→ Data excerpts
= = = = =
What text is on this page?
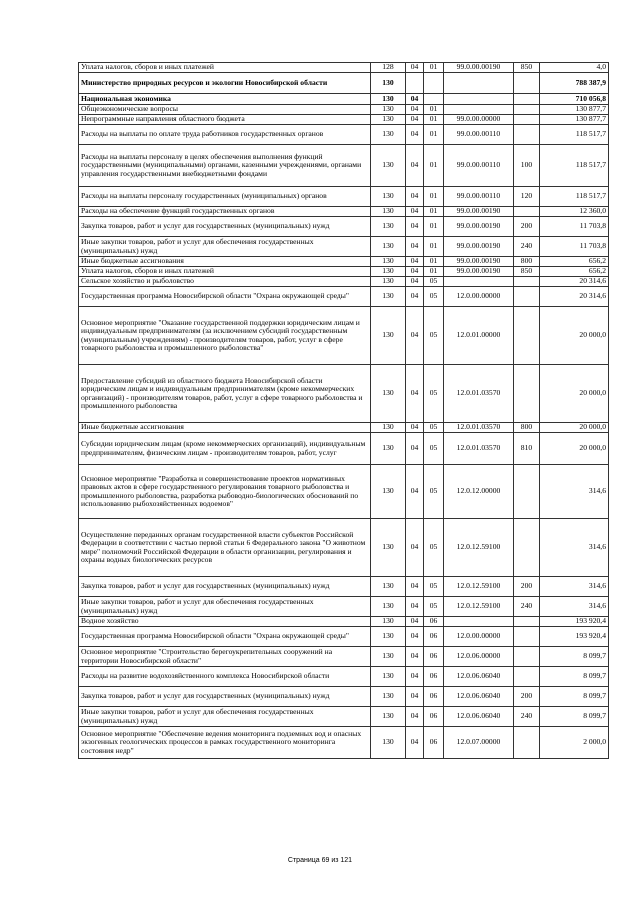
Уплата налогов, сборов и иных платежей	128	04	01	99.0.00.00190	850	4,0
Министерство природных ресурсов и экологии Новосибирской области	130					788 387,9
Национальная экономика	130	04				710 056,8
Общеэкономические вопросы	130	04	01			130 877,7
Непрограммные направления областного бюджета	130	04	01	99.0.00.00000		130 877,7
Расходы на выплаты по оплате труда работников государственных органов	130	04	01	99.0.00.00110		118 517,7
Расходы на выплаты персоналу в целях обеспечения выполнения функций государственными (муниципальными) органами, казенными учреждениями, органами управления государственными внебюджетными фондами	130	04	01	99.0.00.00110	100	118 517,7
Расходы на выплаты персоналу государственных (муниципальных) органов	130	04	01	99.0.00.00110	120	118 517,7
Расходы на обеспечение функций государственных органов	130	04	01	99.0.00.00190		12 360,0
Закупка товаров, работ и услуг для государственных (муниципальных) нужд	130	04	01	99.0.00.00190	200	11 703,8
Иные закупки товаров, работ и услуг для обеспечения государственных (муниципальных) нужд	130	04	01	99.0.00.00190	240	11 703,8
Иные бюджетные ассигнования	130	04	01	99.0.00.00190	800	656,2
Уплата налогов, сборов и иных платежей	130	04	01	99.0.00.00190	850	656,2
Сельское хозяйство и рыболовство	130	04	05			20 314,6
Государственная программа Новосибирской области "Охрана окружающей среды"	130	04	05	12.0.00.00000		20 314,6
Основное мероприятие "Оказание государственной поддержки юридическим лицам и индивидуальным предпринимателям (за исключением субсидий государственным (муниципальным) учреждениям) - производителям товаров, работ, услуг в сфере товарного рыболовства и промышленного рыболовства"	130	04	05	12.0.01.00000		20 000,0
Предоставление субсидий из областного бюджета Новосибирской области юридическим лицам и индивидуальным предпринимателям (кроме некоммерческих организаций) - производителям товаров, работ, услуг в сфере товарного рыболовства и промышленного рыболовства	130	04	05	12.0.01.03570		20 000,0
Иные бюджетные ассигнования	130	04	05	12.0.01.03570	800	20 000,0
Субсидии юридическим лицам (кроме некоммерческих организаций), индивидуальным предпринимателям, физическим лицам - производителям товаров, работ, услуг	130	04	05	12.0.01.03570	810	20 000,0
Основное мероприятие "Разработка и совершенствование проектов нормативных правовых актов в сфере государственного регулирования товарного рыболовства и промышленного рыболовства, разработка рыбоводно-биологических обоснований по использованию рыбохозяйственных водоемов"	130	04	05	12.0.12.00000		314,6
Осуществление переданных органам государственной власти субъектов Российской Федерации в соответствии с частью первой статьи 6 Федерального закона "О животном мире" полномочий Российской Федерации в области организации, регулирования и охраны водных биологических ресурсов	130	04	05	12.0.12.59100		314,6
Закупка товаров, работ и услуг для государственных (муниципальных) нужд	130	04	05	12.0.12.59100	200	314,6
Иные закупки товаров, работ и услуг для обеспечения государственных (муниципальных) нужд	130	04	05	12.0.12.59100	240	314,6
Водное хозяйство	130	04	06			193 920,4
Государственная программа Новосибирской области "Охрана окружающей среды"	130	04	06	12.0.00.00000		193 920,4
Основное мероприятие "Строительство берегоукрепительных сооружений на территории Новосибирской области"	130	04	06	12.0.06.00000		8 099,7
Расходы на развитие водохозяйственного комплекса Новосибирской области	130	04	06	12.0.06.06040		8 099,7
Закупка товаров, работ и услуг для государственных (муниципальных) нужд	130	04	06	12.0.06.06040	200	8 099,7
Иные закупки товаров, работ и услуг для обеспечения государственных (муниципальных) нужд	130	04	06	12.0.06.06040	240	8 099,7
Основное мероприятие "Обеспечение ведения мониторинга подземных вод и опасных экзогенных геологических процессов в рамках государственного мониторинга состояния недр"	130	04	06	12.0.07.00000		2 000,0
Страница 69 из 121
= = = = =
→ What is expected
Copy the listing word for word, excluding its pictures.

→ Correct response
What text is on this page?
Уплата налогов, сборов и иных платежей	128	04	01	99.0.00.00190	850	4,0
Министерство природных ресурсов и экологии Новосибирской области	130					788 387,9
Национальная экономика	130	04				710 056,8
Общеэкономические вопросы	130	04	01			130 877,7
Непрограммные направления областного бюджета	130	04	01	99.0.00.00000		130 877,7
Расходы на выплаты по оплате труда работников государственных органов	130	04	01	99.0.00.00110		118 517,7
Расходы на выплаты персоналу в целях обеспечения выполнения функций государственными (муниципальными) органами, казенными учреждениями, органами управления государственными внебюджетными фондами	130	04	01	99.0.00.00110	100	118 517,7
Расходы на выплаты персоналу государственных (муниципальных) органов	130	04	01	99.0.00.00110	120	118 517,7
Расходы на обеспечение функций государственных органов	130	04	01	99.0.00.00190		12 360,0
Закупка товаров, работ и услуг для государственных (муниципальных) нужд	130	04	01	99.0.00.00190	200	11 703,8
Иные закупки товаров, работ и услуг для обеспечения государственных (муниципальных) нужд	130	04	01	99.0.00.00190	240	11 703,8
Иные бюджетные ассигнования	130	04	01	99.0.00.00190	800	656,2
Уплата налогов, сборов и иных платежей	130	04	01	99.0.00.00190	850	656,2
Сельское хозяйство и рыболовство	130	04	05			20 314,6
Государственная программа Новосибирской области "Охрана окружающей среды"	130	04	05	12.0.00.00000		20 314,6
Основное мероприятие "Оказание государственной поддержки юридическим лицам и индивидуальным предпринимателям (за исключением субсидий государственным (муниципальным) учреждениям) - производителям товаров, работ, услуг в сфере товарного рыболовства и промышленного рыболовства"	130	04	05	12.0.01.00000		20 000,0
Предоставление субсидий из областного бюджета Новосибирской области юридическим лицам и индивидуальным предпринимателям (кроме некоммерческих организаций) - производителям товаров, работ, услуг в сфере товарного рыболовства и промышленного рыболовства	130	04	05	12.0.01.03570		20 000,0
Иные бюджетные ассигнования	130	04	05	12.0.01.03570	800	20 000,0
Субсидии юридическим лицам (кроме некоммерческих организаций), индивидуальным предпринимателям, физическим лицам - производителям товаров, работ, услуг	130	04	05	12.0.01.03570	810	20 000,0
Основное мероприятие "Разработка и совершенствование проектов нормативных правовых актов в сфере государственного регулирования товарного рыболовства и промышленного рыболовства, разработка рыбоводно-биологических обоснований по использованию рыбохозяйственных водоемов"	130	04	05	12.0.12.00000		314,6
Осуществление переданных органам государственной власти субъектов Российской Федерации в соответствии с частью первой статьи 6 Федерального закона "О животном мире" полномочий Российской Федерации в области организации, регулирования и охраны водных биологических ресурсов	130	04	05	12.0.12.59100		314,6
Закупка товаров, работ и услуг для государственных (муниципальных) нужд	130	04	05	12.0.12.59100	200	314,6
Иные закупки товаров, работ и услуг для обеспечения государственных (муниципальных) нужд	130	04	05	12.0.12.59100	240	314,6
Водное хозяйство	130	04	06			193 920,4
Государственная программа Новосибирской области "Охрана окружающей среды"	130	04	06	12.0.00.00000		193 920,4
Основное мероприятие "Строительство берегоукрепительных сооружений на территории Новосибирской области"	130	04	06	12.0.06.00000		8 099,7
Расходы на развитие водохозяйственного комплекса Новосибирской области	130	04	06	12.0.06.06040		8 099,7
Закупка товаров, работ и услуг для государственных (муниципальных) нужд	130	04	06	12.0.06.06040	200	8 099,7
Иные закупки товаров, работ и услуг для обеспечения государственных (муниципальных) нужд	130	04	06	12.0.06.06040	240	8 099,7
Основное мероприятие "Обеспечение ведения мониторинга подземных вод и опасных экзогенных геологических процессов в рамках государственного мониторинга состояния недр"	130	04	06	12.0.07.00000		2 000,0
Страница 69 из 121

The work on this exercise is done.